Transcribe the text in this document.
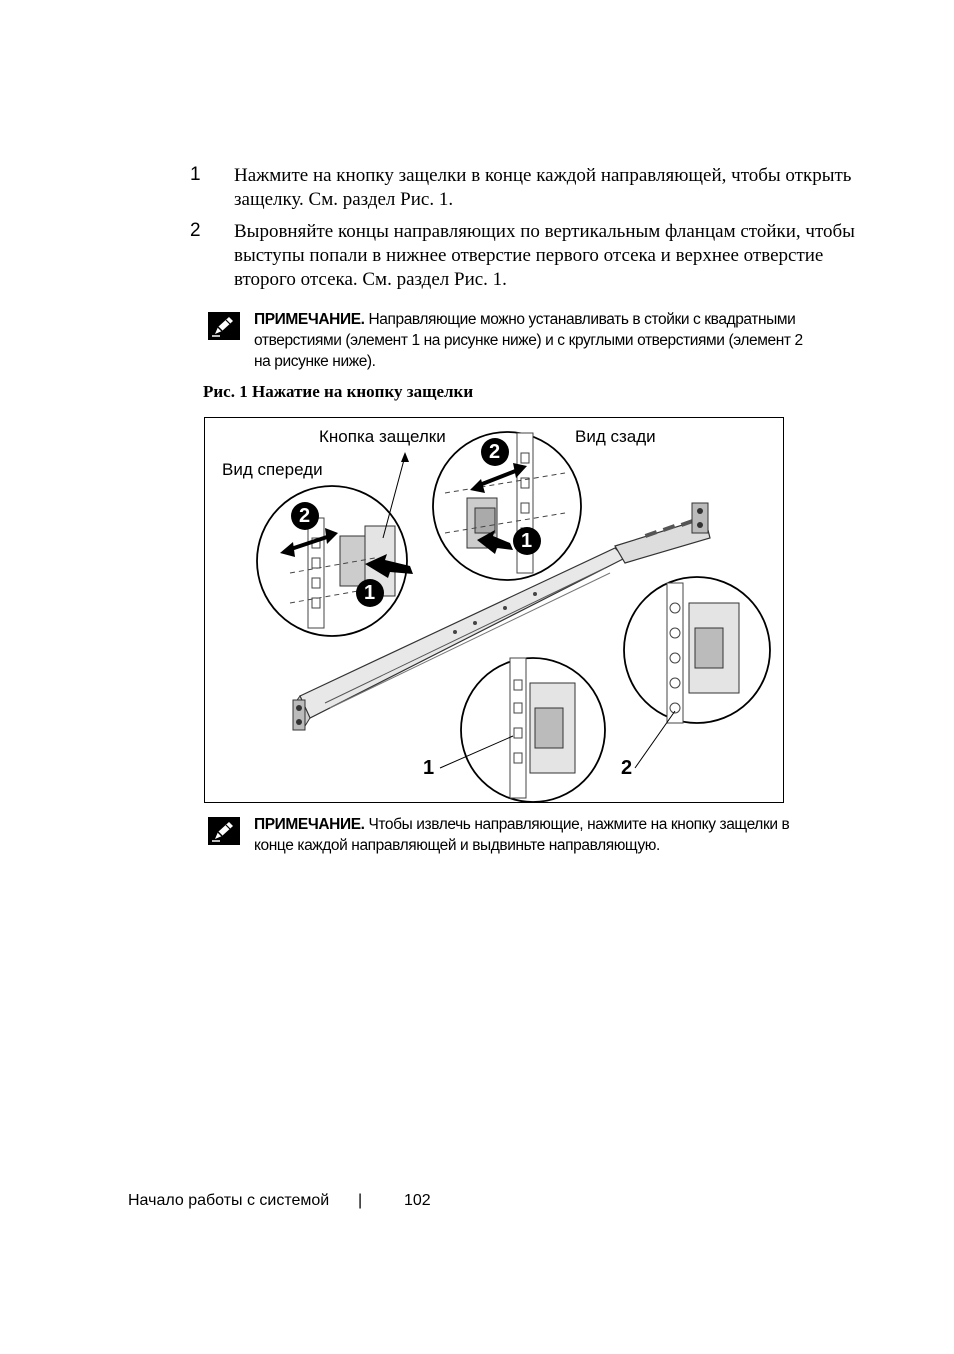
1 Нажмите на кнопку защелки в конце каждой направляющей, чтобы открыть защелку. См. раздел Рис. 1.
2 Выровняйте концы направляющих по вертикальным фланцам стойки, чтобы выступы попали в нижнее отверстие первого отсека и верхнее отверстие второго отсека. См. раздел Рис. 1.
ПРИМЕЧАНИЕ. Направляющие можно устанавливать в стойки с квадратными отверстиями (элемент 1 на рисунке ниже) и с круглыми отверстиями (элемент 2 на рисунке ниже).
Рис. 1 Нажатие на кнопку защелки
2
1
2
1
Кнопка защелки	Вид сзади
Вид спереди
1	2
ПРИМЕЧАНИЕ. Чтобы извлечь направляющие, нажмите на кнопку защелки в конце каждой направляющей и выдвиньте направляющую.
Начало работы с системой |	102
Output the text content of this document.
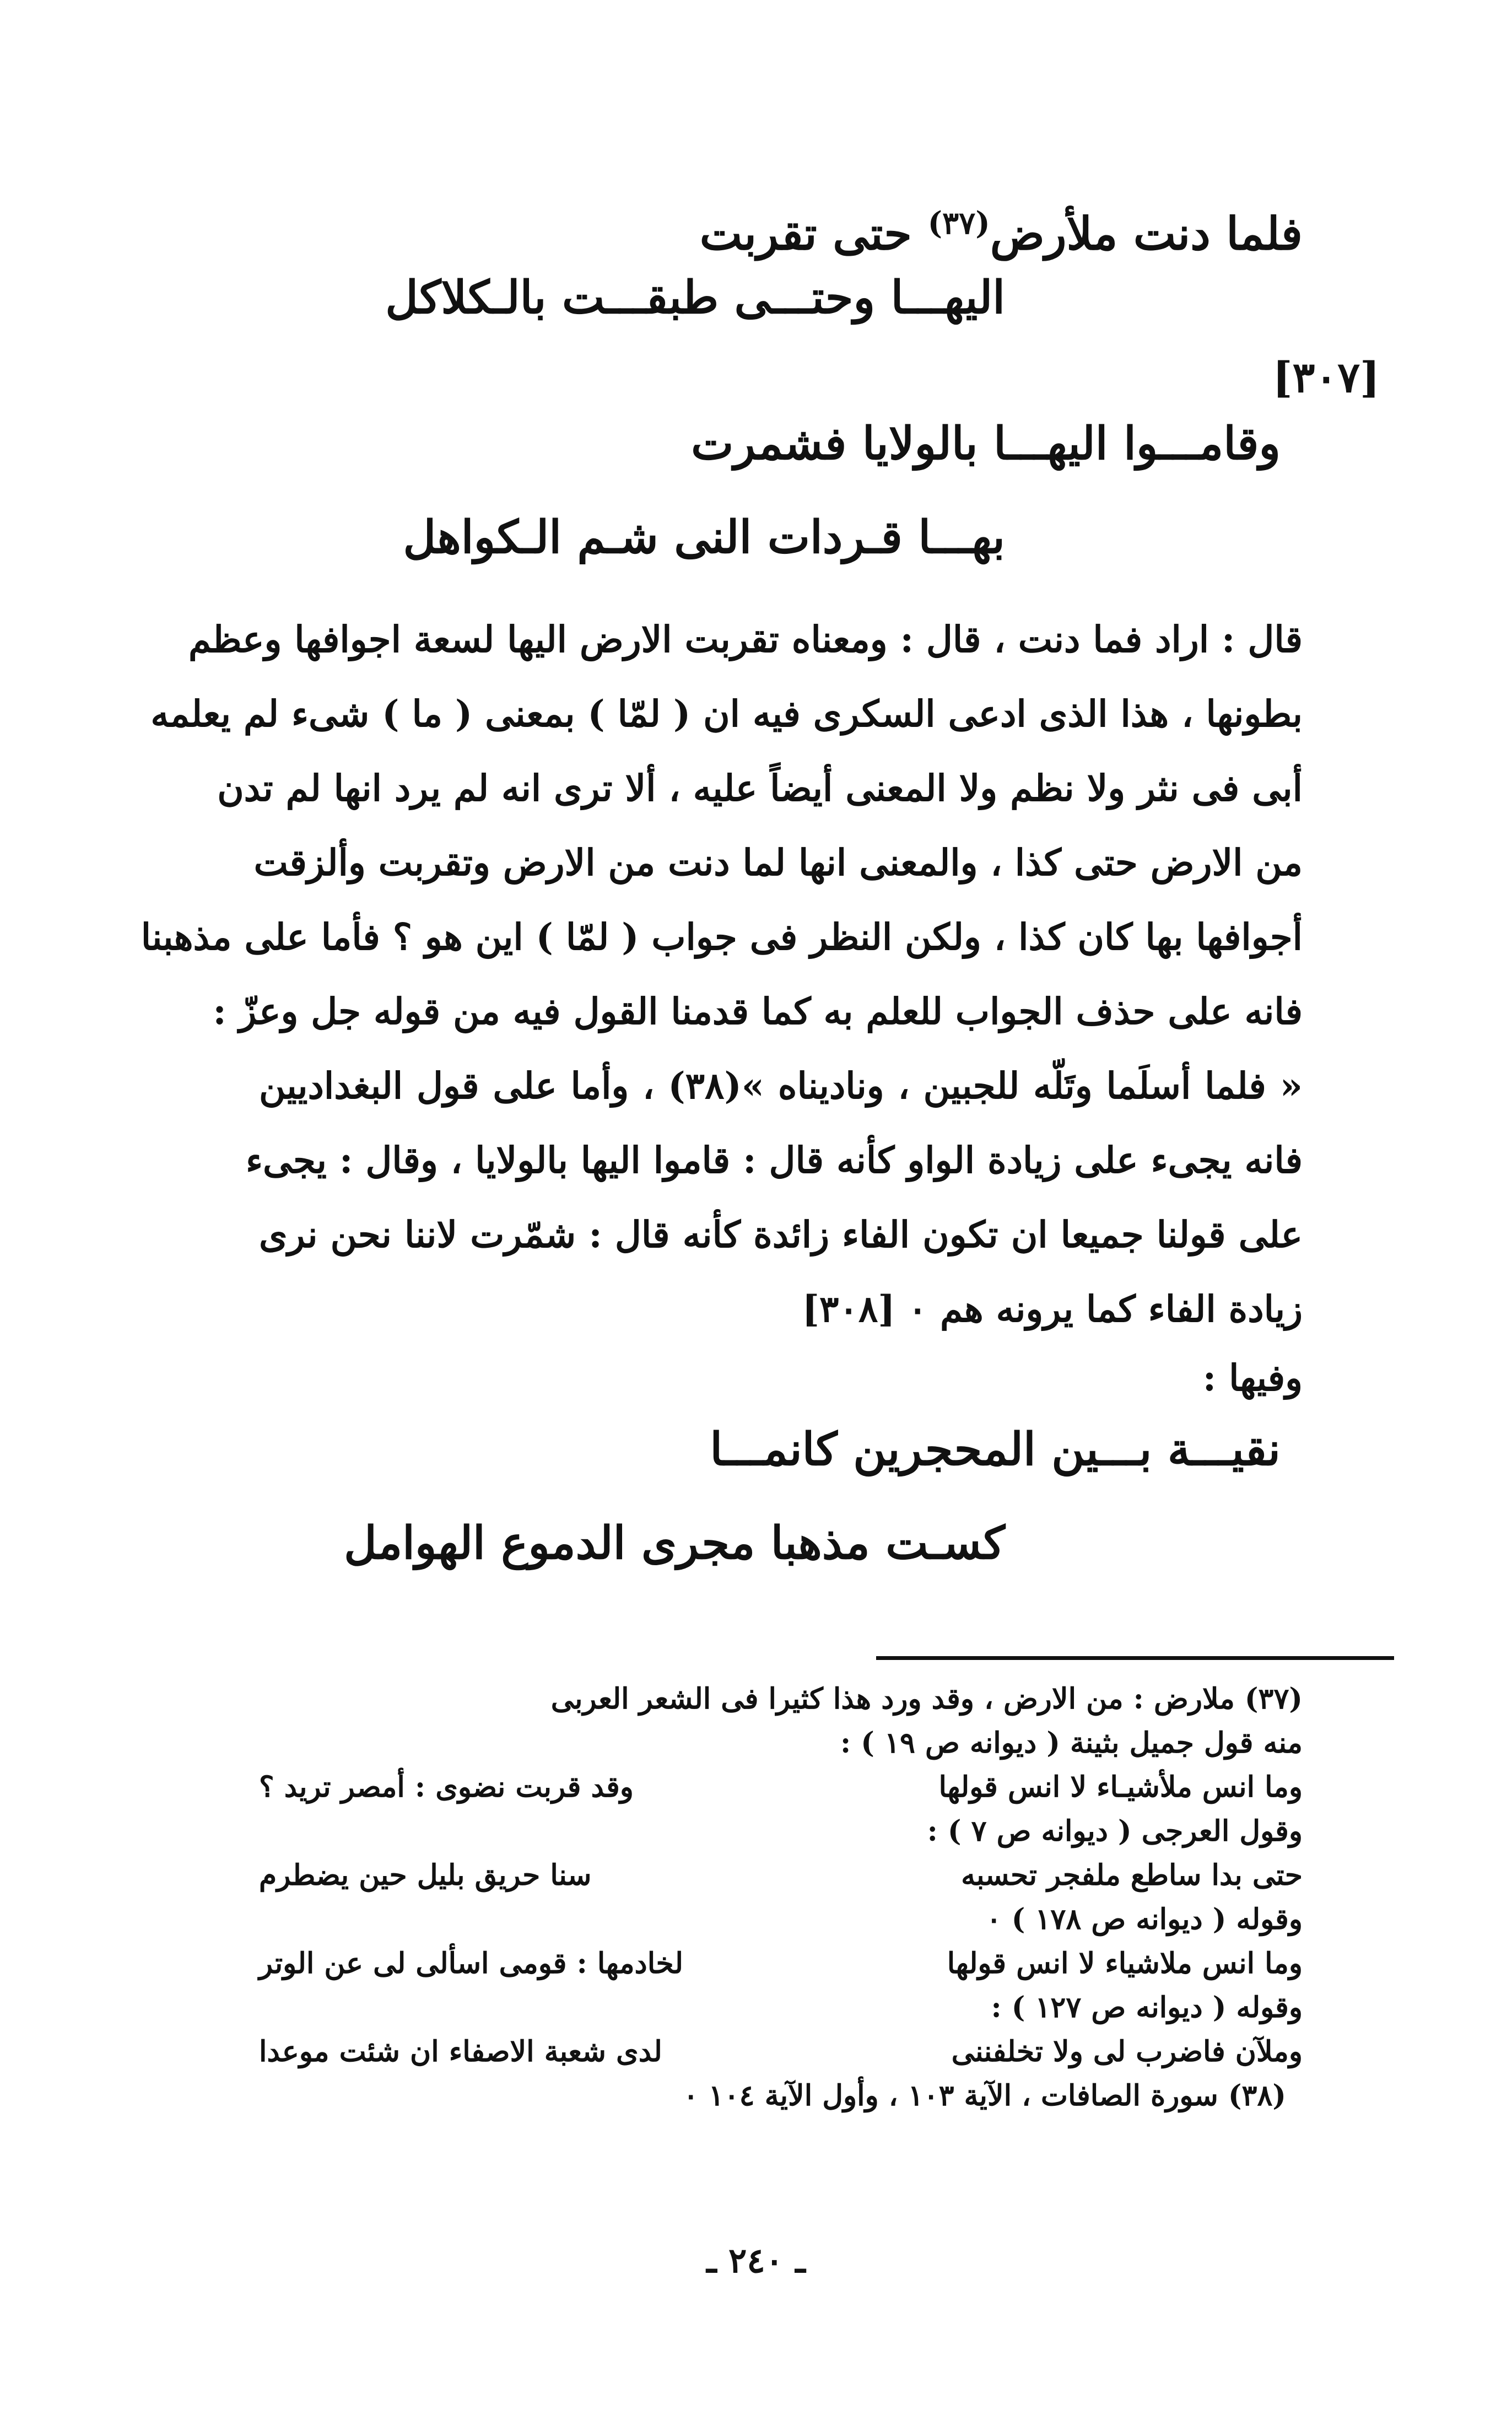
فلما دنت ملأرض$^{(٣٧)}$ حتى تقربت
اليهـــا وحتـــى طبقـــت بالـكلاكل
[٣٠٧]
وقامـــوا اليهـــا بالولايا فشمرت
بهـــا قـردات النى شـم الـكواهل
قال : اراد فما دنت ، قال : ومعناه تقربت الارض اليها لسعة اجوافها وعظم
بطونها ، هذا الذى ادعى السكرى فيه ان ( لمّا ) بمعنى ( ما ) شىء لم يعلمه
أبى فى نثر ولا نظم ولا المعنى أيضاً عليه ، ألا ترى انه لم يرد انها لم تدن
من الارض حتى كذا ، والمعنى انها لما دنت من الارض وتقربت وألزقت
أجوافها بها كان كذا ، ولكن النظر فى جواب ( لمّا ) اين هو ؟ فأما على مذهبنا
فانه على حذف الجواب للعلم به كما قدمنا القول فيه من قوله جل وعزّ :
« فلما أسلَما وتَلّه للجبين ، وناديناه »(٣٨) ، وأما على قول البغداديين
فانه يجىء على زيادة الواو كأنه قال : قاموا اليها بالولايا ، وقال : يجىء
على قولنا جميعا ان تكون الفاء زائدة كأنه قال : شمّرت لاننا نحن نرى
زيادة الفاء كما يرونه هم ٠ [٣٠٨]
وفيها :
نقيـــة بـــين المحجرين كانمـــا
كسـت مذهبا مجرى الدموع الهوامل
(٣٧) ملارض : من الارض ، وقد ورد هذا كثيرا فى الشعر العربى
منه قول جميل بثينة ( ديوانه ص ١٩ ) :
وما انس ملأشيـاء لا انس قولها
وقد قربت نضوى : أمصر تريد ؟
وقول العرجى ( ديوانه ص ٧ ) :
حتى بدا ساطع ملفجر تحسبه
سنا حريق بليل حين يضطرم
وقوله ( ديوانه ص ١٧٨ ) ٠
وما انس ملاشياء لا انس قولها
لخادمها : قومى اسألى لى عن الوتر
وقوله ( ديوانه ص ١٢٧ ) :
وملآن فاضرب لى ولا تخلفننى
لدى شعبة الاصفاء ان شئت موعدا
(٣٨) سورة الصافات ، الآية ١٠٣ ، وأول الآية ١٠٤ ٠
ـ ٢٤٠ ـ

What to produce: Filter the listing above by the word "زيادة"; copy each line that passes.

The response:
فانه يجىء على زيادة الواو كأنه قال : قاموا اليها بالولايا ، وقال : يجىء
زيادة الفاء كما يرونه هم ٠ [٣٠٨]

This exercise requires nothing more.